- Page text -
+---+
Over half of infectious diseases can be aggravated by climate change

Graphic shows connections between climate hazards and infectious diseases. Copyright: Nature Climate Change

A research published on the Nature Climate Change website, by scientists at the University of Hawaii, states that 58% (218 of 375) of infectious diseases worldwide were exacerbated by one or more of the following climate hazards: warming, drought, heat waves, forest fires, extreme precipitation, floods, storms, sea level rise, biogeochemical changes to the ocean and land cover.

“The ongoing emission of greenhouse gases (GHGs) is intensifying numerous climatic hazards of the Earth’s climate system, which in turn can exacerbate human pathogenic diseases,” the authors state. “The societal disruption caused by pathogenic diseases, as clearly revealed by the COVID-19 pandemic, provides worrisome glimpses into the potential consequences of looming health crises driven by climate change.”

The paper notes that “the conclusion that climate change can affect pathogenic diseases is relatively well accepted, the extent of human vulnerability to pathogenic diseases affected by climate change” had not yet been fully quantified. It is increasingly recognized that “the emission of GHGs has consequences on a multitude of climatic hazards of the Earth’s system”. For example, warming, heatwaves, droughts, wildfires, extreme precipitation, floods, sea level rise and so on. And also types of transmission: “vector-borne, airborne, direct contact and so on, that can be affected by these hazards”, states the study.
+---+
Page layout parsing data
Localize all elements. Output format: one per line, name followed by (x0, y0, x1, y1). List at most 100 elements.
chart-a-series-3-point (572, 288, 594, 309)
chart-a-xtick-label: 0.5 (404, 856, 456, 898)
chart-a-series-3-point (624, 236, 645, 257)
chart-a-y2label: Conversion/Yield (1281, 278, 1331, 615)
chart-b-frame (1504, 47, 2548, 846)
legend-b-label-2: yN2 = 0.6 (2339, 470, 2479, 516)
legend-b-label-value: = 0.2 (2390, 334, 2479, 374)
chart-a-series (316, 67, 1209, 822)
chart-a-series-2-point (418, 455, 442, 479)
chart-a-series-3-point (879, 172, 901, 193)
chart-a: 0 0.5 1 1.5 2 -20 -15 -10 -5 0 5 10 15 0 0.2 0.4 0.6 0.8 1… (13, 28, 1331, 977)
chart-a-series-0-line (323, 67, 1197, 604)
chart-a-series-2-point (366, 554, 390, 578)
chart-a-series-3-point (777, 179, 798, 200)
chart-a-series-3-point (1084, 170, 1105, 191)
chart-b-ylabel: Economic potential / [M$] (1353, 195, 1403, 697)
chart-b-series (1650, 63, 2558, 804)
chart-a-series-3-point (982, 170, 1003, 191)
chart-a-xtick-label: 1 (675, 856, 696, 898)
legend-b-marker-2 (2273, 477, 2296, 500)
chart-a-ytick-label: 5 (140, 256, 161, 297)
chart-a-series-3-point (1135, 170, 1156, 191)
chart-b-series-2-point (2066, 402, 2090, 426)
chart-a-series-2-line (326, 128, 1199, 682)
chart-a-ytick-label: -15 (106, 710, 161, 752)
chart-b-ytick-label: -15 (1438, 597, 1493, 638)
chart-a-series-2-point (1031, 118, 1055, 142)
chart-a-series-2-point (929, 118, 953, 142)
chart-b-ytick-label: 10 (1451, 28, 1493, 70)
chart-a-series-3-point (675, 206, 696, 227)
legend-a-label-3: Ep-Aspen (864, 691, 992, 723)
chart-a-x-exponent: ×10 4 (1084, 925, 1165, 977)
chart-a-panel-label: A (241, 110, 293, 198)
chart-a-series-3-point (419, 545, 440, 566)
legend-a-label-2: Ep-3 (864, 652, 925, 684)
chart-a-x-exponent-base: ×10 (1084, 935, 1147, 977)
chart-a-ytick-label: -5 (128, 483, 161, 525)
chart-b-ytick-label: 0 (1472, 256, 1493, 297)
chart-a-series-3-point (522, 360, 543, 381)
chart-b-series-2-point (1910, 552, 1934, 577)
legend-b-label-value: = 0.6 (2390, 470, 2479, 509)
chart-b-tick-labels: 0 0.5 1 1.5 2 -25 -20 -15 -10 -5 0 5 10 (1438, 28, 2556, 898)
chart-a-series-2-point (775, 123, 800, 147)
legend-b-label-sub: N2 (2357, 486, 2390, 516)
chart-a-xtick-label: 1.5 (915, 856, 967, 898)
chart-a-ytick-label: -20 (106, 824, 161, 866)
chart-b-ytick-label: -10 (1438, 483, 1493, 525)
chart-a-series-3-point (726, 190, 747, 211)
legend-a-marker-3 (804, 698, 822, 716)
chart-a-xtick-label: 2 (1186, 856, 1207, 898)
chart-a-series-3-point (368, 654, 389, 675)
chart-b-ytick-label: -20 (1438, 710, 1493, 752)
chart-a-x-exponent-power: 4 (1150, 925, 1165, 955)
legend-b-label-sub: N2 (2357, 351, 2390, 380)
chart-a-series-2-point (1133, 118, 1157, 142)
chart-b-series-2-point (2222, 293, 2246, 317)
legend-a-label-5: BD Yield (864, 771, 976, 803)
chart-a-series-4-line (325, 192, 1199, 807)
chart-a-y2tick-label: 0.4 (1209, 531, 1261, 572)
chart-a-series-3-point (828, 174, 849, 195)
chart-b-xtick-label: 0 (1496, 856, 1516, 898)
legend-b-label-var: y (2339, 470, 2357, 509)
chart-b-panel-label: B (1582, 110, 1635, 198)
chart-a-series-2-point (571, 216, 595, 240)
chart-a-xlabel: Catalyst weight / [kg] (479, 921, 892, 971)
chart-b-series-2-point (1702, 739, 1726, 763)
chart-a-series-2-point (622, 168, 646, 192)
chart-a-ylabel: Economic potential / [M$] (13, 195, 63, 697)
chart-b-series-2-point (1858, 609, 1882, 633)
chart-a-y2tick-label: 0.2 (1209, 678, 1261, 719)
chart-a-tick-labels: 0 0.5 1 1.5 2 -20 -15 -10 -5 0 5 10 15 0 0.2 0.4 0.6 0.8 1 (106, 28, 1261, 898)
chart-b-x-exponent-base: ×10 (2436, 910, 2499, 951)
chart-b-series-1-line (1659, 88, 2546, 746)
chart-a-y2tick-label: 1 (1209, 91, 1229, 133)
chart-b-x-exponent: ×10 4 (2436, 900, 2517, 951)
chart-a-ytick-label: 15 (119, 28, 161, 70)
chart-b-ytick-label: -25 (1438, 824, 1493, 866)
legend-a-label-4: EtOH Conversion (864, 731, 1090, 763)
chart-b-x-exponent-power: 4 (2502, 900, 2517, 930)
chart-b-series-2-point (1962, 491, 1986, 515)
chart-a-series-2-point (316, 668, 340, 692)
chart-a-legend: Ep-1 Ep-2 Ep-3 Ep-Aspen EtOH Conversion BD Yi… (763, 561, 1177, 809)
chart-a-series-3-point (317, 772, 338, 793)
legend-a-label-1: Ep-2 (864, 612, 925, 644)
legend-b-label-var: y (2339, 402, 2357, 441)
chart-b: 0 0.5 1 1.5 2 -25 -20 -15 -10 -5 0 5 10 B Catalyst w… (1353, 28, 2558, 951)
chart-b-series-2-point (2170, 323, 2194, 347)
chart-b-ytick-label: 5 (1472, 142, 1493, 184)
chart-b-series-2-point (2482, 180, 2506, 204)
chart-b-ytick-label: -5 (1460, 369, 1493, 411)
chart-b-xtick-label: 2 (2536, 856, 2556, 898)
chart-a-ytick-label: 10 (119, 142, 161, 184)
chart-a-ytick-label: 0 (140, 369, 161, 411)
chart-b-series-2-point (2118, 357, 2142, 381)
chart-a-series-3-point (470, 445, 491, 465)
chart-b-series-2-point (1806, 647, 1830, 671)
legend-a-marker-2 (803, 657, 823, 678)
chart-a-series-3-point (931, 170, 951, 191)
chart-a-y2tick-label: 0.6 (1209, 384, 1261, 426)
+---+
- Explore the material -
1) Answer these questions using the article on climate change and infectious diseases:
(a) At which university do the scientists behind the research work?
(b) What share of infectious diseases worldwide did the research find were made worse by one or more climate hazards?
(c) Which pandemic do the authors name as clearly revealing the societal disruption caused by pathogenic diseases?
2) Extract the stretch of the climate and infectious disease article from "The paper notes" through "states the study.", word for word.
3) Continue the article on climate change and infectious diseases from where it stops.
The rows come from a different source than the article on climate change and infectious diseases.

- Answers below -
1)
(a) The University of Hawaii.
(b) 58%, or 218 of 375.
(c) The COVID-19 pandemic.

2)
The paper notes that “the conclusion that climate change can affect pathogenic diseases is relatively well accepted, the extent of human vulnerability to pathogenic diseases affected by climate change” had not yet been fully quantified. It is increasingly recognized that “the emission of GHGs has consequences on a multitude of climatic hazards of the Earth’s system”. For example, warming, heatwaves, droughts, wildfires, extreme precipitation, floods, sea level rise and so on. And also types of transmission: “vector-borne, airborne, direct contact and so on, that can be affected by these hazards”, states the study.

3)
With few exceptions, the authors continue, “past studies about the impact of climatic hazards on human pathogenic diseases have commonly focused on specific groups of pathogens (for example, bacteria, viruses) and hazards (for example, warming, precipitation, floods)”.

This failure to integrate available information, the study says, “prevents the quantification of the full threat to humanity posed by climate change as it relates to pathogenic diseases.” In this work, the authors “attempt to fill this gap by applying a systematic approach to screen the literature for the set of interactions in which climatic hazards have been linked to human pathogenic diseases”.